WHAT YOU SHOULD DO: Scan the records for "weil". Report each line that includes it.

^^^^^^^^

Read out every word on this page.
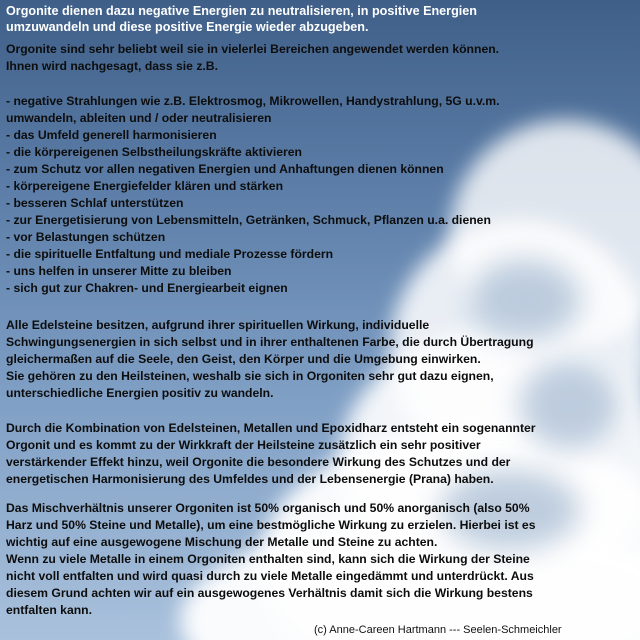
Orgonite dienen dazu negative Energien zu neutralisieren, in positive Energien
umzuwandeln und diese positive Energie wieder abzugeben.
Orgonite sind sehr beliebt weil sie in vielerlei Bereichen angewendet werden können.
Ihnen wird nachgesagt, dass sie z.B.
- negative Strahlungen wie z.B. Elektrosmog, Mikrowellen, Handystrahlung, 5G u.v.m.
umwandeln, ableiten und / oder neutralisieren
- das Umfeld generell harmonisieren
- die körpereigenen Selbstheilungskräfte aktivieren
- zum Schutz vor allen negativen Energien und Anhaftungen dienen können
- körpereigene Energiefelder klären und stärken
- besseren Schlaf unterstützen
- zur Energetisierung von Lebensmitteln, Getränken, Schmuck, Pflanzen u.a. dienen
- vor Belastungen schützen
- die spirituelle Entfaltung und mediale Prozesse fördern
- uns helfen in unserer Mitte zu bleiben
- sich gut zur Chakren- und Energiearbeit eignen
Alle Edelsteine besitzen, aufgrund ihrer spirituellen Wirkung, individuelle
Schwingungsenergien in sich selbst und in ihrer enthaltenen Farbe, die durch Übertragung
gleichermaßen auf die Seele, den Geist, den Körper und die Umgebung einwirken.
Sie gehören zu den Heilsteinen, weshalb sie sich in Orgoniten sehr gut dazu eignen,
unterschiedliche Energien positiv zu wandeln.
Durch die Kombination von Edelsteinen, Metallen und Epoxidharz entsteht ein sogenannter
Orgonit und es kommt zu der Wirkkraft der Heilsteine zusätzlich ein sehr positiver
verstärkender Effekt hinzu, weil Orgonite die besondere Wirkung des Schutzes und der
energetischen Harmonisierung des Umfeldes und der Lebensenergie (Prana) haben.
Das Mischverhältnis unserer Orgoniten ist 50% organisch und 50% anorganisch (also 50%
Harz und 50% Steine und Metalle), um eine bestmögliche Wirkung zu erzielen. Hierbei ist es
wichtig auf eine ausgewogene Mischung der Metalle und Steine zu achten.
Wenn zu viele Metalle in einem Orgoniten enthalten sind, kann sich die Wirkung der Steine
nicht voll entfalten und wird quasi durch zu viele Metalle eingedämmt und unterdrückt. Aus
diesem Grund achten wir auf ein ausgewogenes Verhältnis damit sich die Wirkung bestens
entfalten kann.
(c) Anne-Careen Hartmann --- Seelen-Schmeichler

^^^^^^^^

ANSWER SECTION:
Orgonite sind sehr beliebt weil sie in vielerlei Bereichen angewendet werden können.
verstärkender Effekt hinzu, weil Orgonite die besondere Wirkung des Schutzes und der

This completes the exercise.